╭─ Entries supplied

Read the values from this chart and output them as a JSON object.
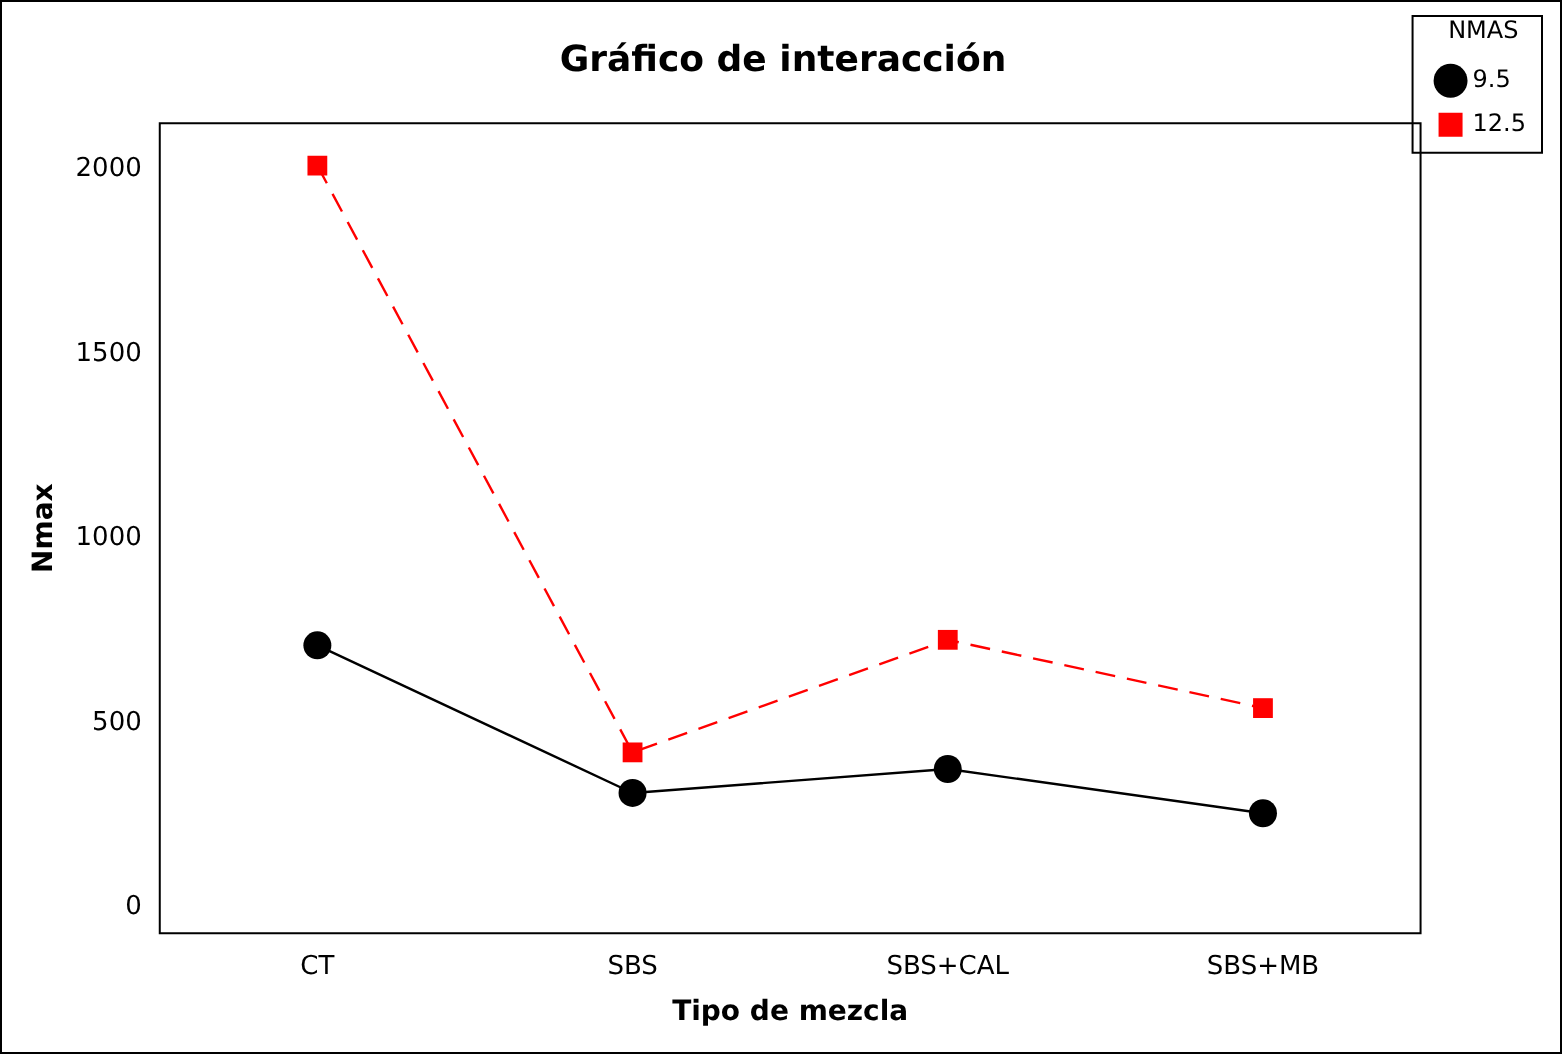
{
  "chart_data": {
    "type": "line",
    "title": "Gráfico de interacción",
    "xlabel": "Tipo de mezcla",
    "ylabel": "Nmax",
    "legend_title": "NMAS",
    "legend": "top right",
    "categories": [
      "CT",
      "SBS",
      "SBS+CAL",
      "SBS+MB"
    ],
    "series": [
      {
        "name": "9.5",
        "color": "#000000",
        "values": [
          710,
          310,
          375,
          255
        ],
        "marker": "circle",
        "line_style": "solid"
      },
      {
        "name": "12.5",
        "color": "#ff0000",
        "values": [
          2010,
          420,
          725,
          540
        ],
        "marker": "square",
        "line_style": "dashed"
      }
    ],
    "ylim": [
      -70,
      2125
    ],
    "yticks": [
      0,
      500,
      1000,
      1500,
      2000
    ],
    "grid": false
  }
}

╰─

[Exercise] Repeat the records word for word. Any picture in them should be left out.

[Task output]
Read the values from this chart and output them as a JSON object.
{
  "chart_data": {
    "type": "line",
    "title": "Gráfico de interacción",
    "xlabel": "Tipo de mezcla",
    "ylabel": "Nmax",
    "legend_title": "NMAS",
    "legend": "top right",
    "categories": [
      "CT",
      "SBS",
      "SBS+CAL",
      "SBS+MB"
    ],
    "series": [
      {
        "name": "9.5",
        "color": "#000000",
        "values": [
          710,
          310,
          375,
          255
        ],
        "marker": "circle",
        "line_style": "solid"
      },
      {
        "name": "12.5",
        "color": "#ff0000",
        "values": [
          2010,
          420,
          725,
          540
        ],
        "marker": "square",
        "line_style": "dashed"
      }
    ],
    "ylim": [
      -70,
      2125
    ],
    "yticks": [
      0,
      500,
      1000,
      1500,
      2000
    ],
    "grid": false
  }
}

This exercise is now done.